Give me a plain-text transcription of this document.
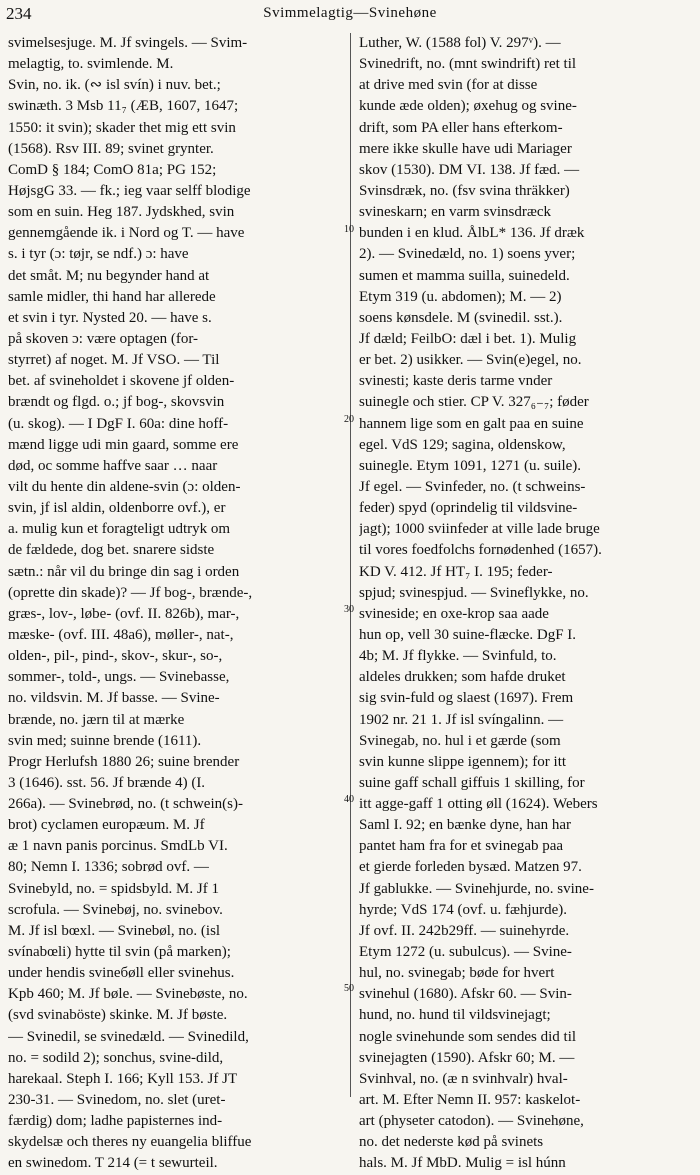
234	Svimmelagtig—Svinehøne
10
20
30
40
50
svimelsesjuge. M. Jf svingels. — Svim-
melagtig, to. svimlende. M.
Svin, no. ik. (∾ isl svín) i nuv. bet.;
swinæth. 3 Msb 11₇ (ÆB, 1607, 1647;
1550: it svin); skader thet mig ett svin
(1568). Rsv III. 89; svinet grynter.
ComD § 184; ComO 81a; PG 152;
HøjsgG 33. — fk.; ieg vaar selff blodige
som en suin. Heg 187. Jydskhed, svin
gennemgående ik. i Nord og T. — have
s. i tyr (ɔ: tøjr, se ndf.) ɔ: have
det småt. M; nu begynder hand at
samle midler, thi hand har allerede
et svin i tyr. Nysted 20. — have s.
på skoven ɔ: være optagen (for-
styrret) af noget. M. Jf VSO. — Til
bet. af svineholdet i skovene jf olden-
brændt og flgd. o.; jf bog-, skovsvin
(u. skog). — I DgF I. 60a: dine hoff-
mænd ligge udi min gaard, somme ere
død, oc somme haffve saar … naar
vilt du hente din aldene-svin (ɔ: olden-
svin, jf isl aldin, oldenborre ovf.), er
a. mulig kun et foragteligt udtryk om
de fældede, dog bet. snarere sidste
sætn.: når vil du bringe din sag i orden
(oprette din skade)? — Jf bog-, brænde-,
græs-, lov-, løbe- (ovf. II. 826b), mar-,
mæske- (ovf. III. 48a6), møller-, nat-,
olden-, pil-, pind-, skov-, skur-, so-,
sommer-, told-, ungs. — Svinebasse,
no. vildsvin. M. Jf basse. — Svine-
brænde, no. jærn til at mærke
svin med; suinne brende (1611).
Progr Herlufsh 1880 26; suine brender
3 (1646). sst. 56. Jf brænde 4) (I.
266a). — Svinebrød, no. (t schwein(s)-
brot) cyclamen europæum. M. Jf
æ 1 navn panis porcinus. SmdLb VI.
80; Nemn I. 1336; sobrød ovf. —
Svinebyld, no. = spidsbyld. M. Jf 1
scrofula. — Svinebøj, no. svinebov.
M. Jf isl bœxl. — Svinebøl, no. (isl
svínabœli) hytte til svin (på marken);
under hendis svineбøll eller svinehus.
Kpb 460; M. Jf bøle. — Svinebøste, no.
(svd svinaböste) skinke. M. Jf bøste.
— Svinedil, se svinedæld. — Svinedild,
no. = sodild 2); sonchus, svine-dild,
harekaal. Steph I. 166; Kyll 153. Jf JT
230-31. — Svinedom, no. slet (uret-
færdig) dom; ladhe papisternes ind-
skydelsæ och theres ny euangelia bliffue
en swinedom. T 214 (= t sewurteil.
Luther, W. (1588 fol) V. 297ᵛ). —
Svinedrift, no. (mnt swindrift) ret til
at drive med svin (for at disse
kunde æde olden); øxehug og svine-
drift, som PA eller hans efterkom-
mere ikke skulle have udi Mariager
skov (1530). DM VI. 138. Jf fæd. —
Svinsdræk, no. (fsv svina thräkker)
svineskarn; en varm svinsdræck
bunden i en klud. ÅlbL* 136. Jf dræk
2). — Svinedæld, no. 1) soens yver;
sumen et mamma suilla, suinedeld.
Etym 319 (u. abdomen); M. — 2)
soens kønsdele. M (svinedil. sst.).
Jf dæld; FeilbO: dæl i bet. 1). Mulig
er bet. 2) usikker. — Svin(e)egel, no.
svinesti; kaste deris tarme vnder
suinegle och stier. CP V. 327₆₋₇; føder
hannem lige som en galt paa en suine
egel. VdS 129; sagina, oldenskow,
suinegle. Etym 1091, 1271 (u. suile).
Jf egel. — Svinfeder, no. (t schweins-
feder) spyd (oprindelig til vildsvine-
jagt); 1000 sviinfeder at ville lade bruge
til vores foedfolchs fornødenhed (1657).
KD V. 412. Jf HT₇ I. 195; feder-
spjud; svinespjud. — Svineflykke, no.
svineside; en oxe-krop saa aade
hun op, vell 30 suine-flæcke. DgF I.
4b; M. Jf flykke. — Svinfuld, to.
aldeles drukken; som hafde druket
sig svin-fuld og slaest (1697). Frem
1902 nr. 21 1. Jf isl svíngalinn. —
Svinegab, no. hul i et gærde (som
svin kunne slippe igennem); for itt
suine gaff schall giffuis 1 skilling, for
itt agge-gaff 1 otting øll (1624). Webers
Saml I. 92; en bænke dyne, han har
pantet ham fra for et svinegab paa
et gierde forleden bysæd. Matzen 97.
Jf gablukke. — Svinehjurde, no. svine-
hyrde; VdS 174 (ovf. u. fæhjurde).
Jf ovf. II. 242b29ff. — suinehyrde.
Etym 1272 (u. subulcus). — Svine-
hul, no. svinegab; bøde for hvert
svinehul (1680). Afskr 60. — Svin-
hund, no. hund til vildsvinejagt;
nogle svinehunde som sendes did til
svinejagten (1590). Afskr 60; M. —
Svinhval, no. (æ n svinhvalr) hval-
art. M. Efter Nemn II. 957: kaskelot-
art (physeter catodon). — Svinehøne,
no. det nederste kød på svinets
hals. M. Jf MbD. Mulig = isl húnn
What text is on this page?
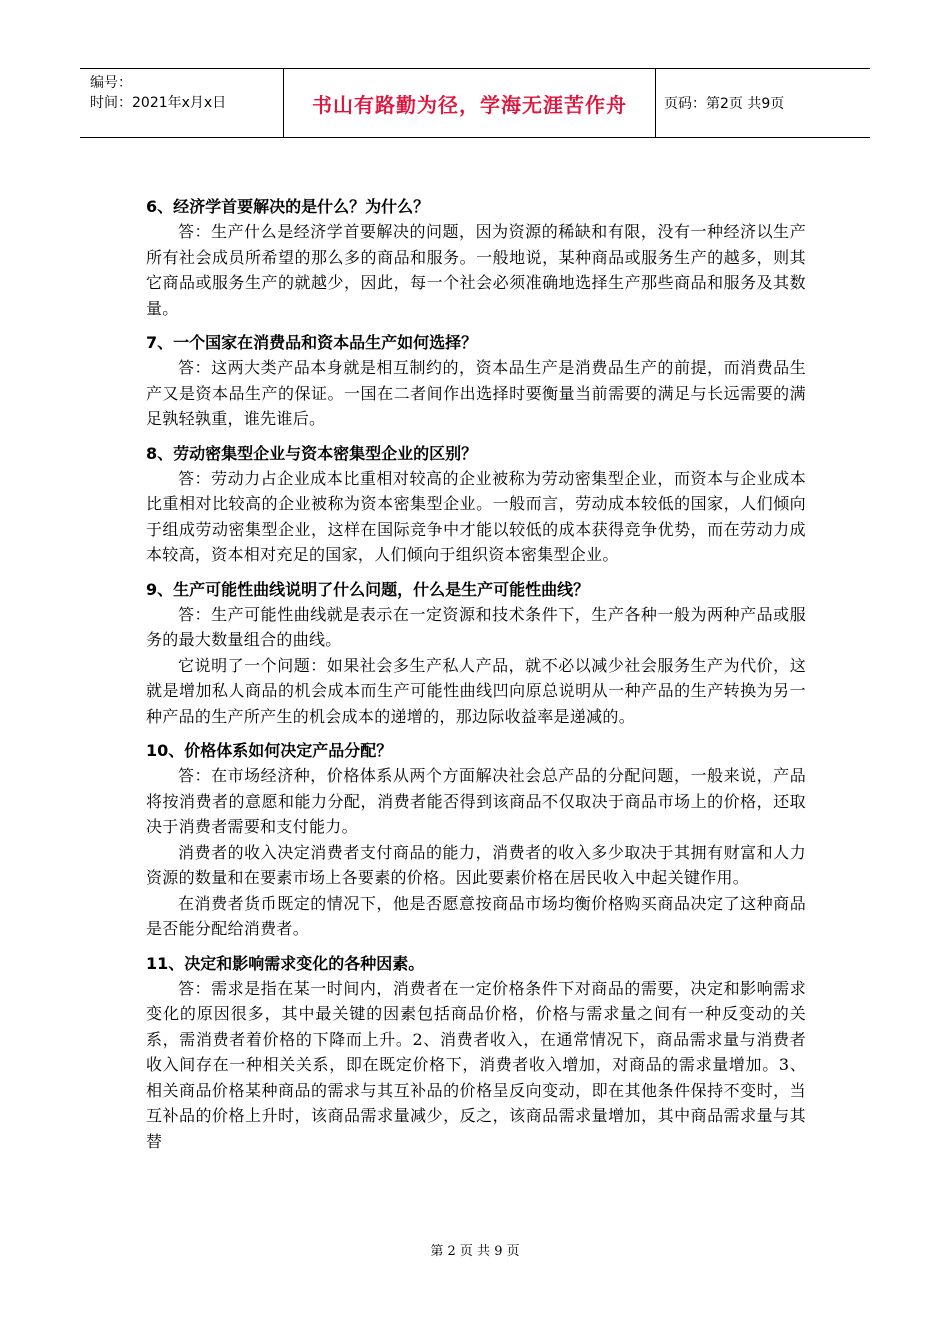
编号：
时间：2021年x月x日	书山有路勤为径，学海无涯苦作舟	页码：第2页 共9页

6、经济学首要解决的是什么？为什么？

答：生产什么是经济学首要解决的问题，因为资源的稀缺和有限，没有一种经济以生产所有社会成员所希望的那么多的商品和服务。一般地说，某种商品或服务生产的越多，则其它商品或服务生产的就越少，因此，每一个社会必须准确地选择生产那些商品和服务及其数量。

7、一个国家在消费品和资本品生产如何选择？

答：这两大类产品本身就是相互制约的，资本品生产是消费品生产的前提，而消费品生产又是资本品生产的保证。一国在二者间作出选择时要衡量当前需要的满足与长远需要的满足孰轻孰重，谁先谁后。

8、劳动密集型企业与资本密集型企业的区别？

答：劳动力占企业成本比重相对较高的企业被称为劳动密集型企业，而资本与企业成本比重相对比较高的企业被称为资本密集型企业。一般而言，劳动成本较低的国家，人们倾向于组成劳动密集型企业，这样在国际竞争中才能以较低的成本获得竞争优势，而在劳动力成本较高，资本相对充足的国家，人们倾向于组织资本密集型企业。

9、生产可能性曲线说明了什么问题，什么是生产可能性曲线？

答：生产可能性曲线就是表示在一定资源和技术条件下，生产各种一般为两种产品或服务的最大数量组合的曲线。

它说明了一个问题：如果社会多生产私人产品，就不必以减少社会服务生产为代价，这就是增加私人商品的机会成本而生产可能性曲线凹向原总说明从一种产品的生产转换为另一种产品的生产所产生的机会成本的递增的，那边际收益率是递减的。

10、价格体系如何决定产品分配？

答：在市场经济种，价格体系从两个方面解决社会总产品的分配问题，一般来说，产品将按消费者的意愿和能力分配，消费者能否得到该商品不仅取决于商品市场上的价格，还取决于消费者需要和支付能力。

消费者的收入决定消费者支付商品的能力，消费者的收入多少取决于其拥有财富和人力资源的数量和在要素市场上各要素的价格。因此要素价格在居民收入中起关键作用。

在消费者货币既定的情况下，他是否愿意按商品市场均衡价格购买商品决定了这种商品是否能分配给消费者。

11、决定和影响需求变化的各种因素。

答：需求是指在某一时间内，消费者在一定价格条件下对商品的需要，决定和影响需求变化的原因很多，其中最关键的因素包括商品价格，价格与需求量之间有一种反变动的关系，需消费者着价格的下降而上升。2、消费者收入，在通常情况下，商品需求量与消费者收入间存在一种相关关系，即在既定价格下，消费者收入增加，对商品的需求量增加。3、相关商品价格某种商品的需求与其互补品的价格呈反向变动，即在其他条件保持不变时，当互补品的价格上升时，该商品需求量减少，反之，该商品需求量增加，其中商品需求量与其替

第 2 页 共 9 页
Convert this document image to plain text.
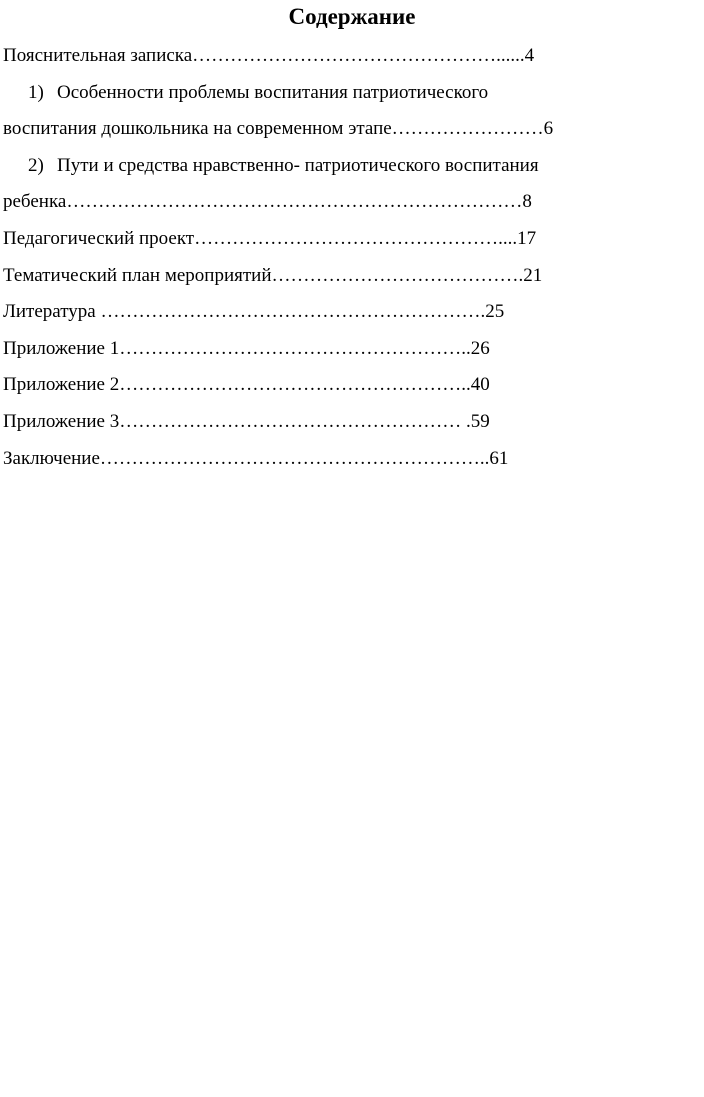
Содержание
Пояснительная записка…………………………………………......4
1) Особенности проблемы воспитания патриотического
воспитания дошкольника на современном этапе……………………6
2) Пути и средства нравственно- патриотического воспитания
ребенка………………………………………………………………8
Педагогический проект…………………………………………....17
Тематический план мероприятий………………………………….21
Литература …………………………………………………….25
Приложение 1………………………………………………..26
Приложение 2………………………………………………..40
Приложение 3……………………………………………… .59
Заключение……………………………………………………..61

──────────

■ **What you are asked to do**
The lines to write out run from the one containing "Convert this document image to plain text." through the final line of the material above, both included; write them out exactly, with no pictures.

■ **Solution below**
Convert this document image to plain text.
Содержание
Пояснительная записка…………………………………………......4
1) Особенности проблемы воспитания патриотического
воспитания дошкольника на современном этапе……………………6
2) Пути и средства нравственно- патриотического воспитания
ребенка………………………………………………………………8
Педагогический проект…………………………………………....17
Тематический план мероприятий………………………………….21
Литература …………………………………………………….25
Приложение 1………………………………………………..26
Приложение 2………………………………………………..40
Приложение 3……………………………………………… .59
Заключение……………………………………………………..61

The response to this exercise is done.